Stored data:
----------
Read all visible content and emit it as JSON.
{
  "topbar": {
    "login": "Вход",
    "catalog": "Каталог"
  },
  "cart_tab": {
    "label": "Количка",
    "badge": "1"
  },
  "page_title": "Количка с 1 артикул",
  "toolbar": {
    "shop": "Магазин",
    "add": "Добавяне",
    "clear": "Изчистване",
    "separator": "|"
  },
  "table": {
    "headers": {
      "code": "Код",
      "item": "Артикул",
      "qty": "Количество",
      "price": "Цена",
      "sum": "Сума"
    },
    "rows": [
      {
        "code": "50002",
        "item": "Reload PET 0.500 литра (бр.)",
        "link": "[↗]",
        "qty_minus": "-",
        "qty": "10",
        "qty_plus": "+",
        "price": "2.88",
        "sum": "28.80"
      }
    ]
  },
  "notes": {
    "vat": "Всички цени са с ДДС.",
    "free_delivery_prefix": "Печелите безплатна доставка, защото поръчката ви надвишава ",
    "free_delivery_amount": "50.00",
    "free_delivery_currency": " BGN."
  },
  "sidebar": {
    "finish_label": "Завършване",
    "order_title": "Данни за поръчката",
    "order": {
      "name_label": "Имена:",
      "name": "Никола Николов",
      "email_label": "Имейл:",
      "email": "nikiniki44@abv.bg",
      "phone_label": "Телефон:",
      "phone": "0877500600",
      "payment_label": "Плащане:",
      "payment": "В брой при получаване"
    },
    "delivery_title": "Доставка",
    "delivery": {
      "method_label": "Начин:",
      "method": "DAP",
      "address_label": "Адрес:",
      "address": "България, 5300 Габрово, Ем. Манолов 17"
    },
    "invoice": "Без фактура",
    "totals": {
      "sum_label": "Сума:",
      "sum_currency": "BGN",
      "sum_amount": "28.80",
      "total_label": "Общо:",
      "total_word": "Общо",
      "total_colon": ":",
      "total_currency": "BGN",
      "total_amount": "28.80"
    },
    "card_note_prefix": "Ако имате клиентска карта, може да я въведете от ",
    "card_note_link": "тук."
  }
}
----------
Show each line holding the word "Количка".

    "label": "Количка",
  "page_title": "Количка с 1 артикул",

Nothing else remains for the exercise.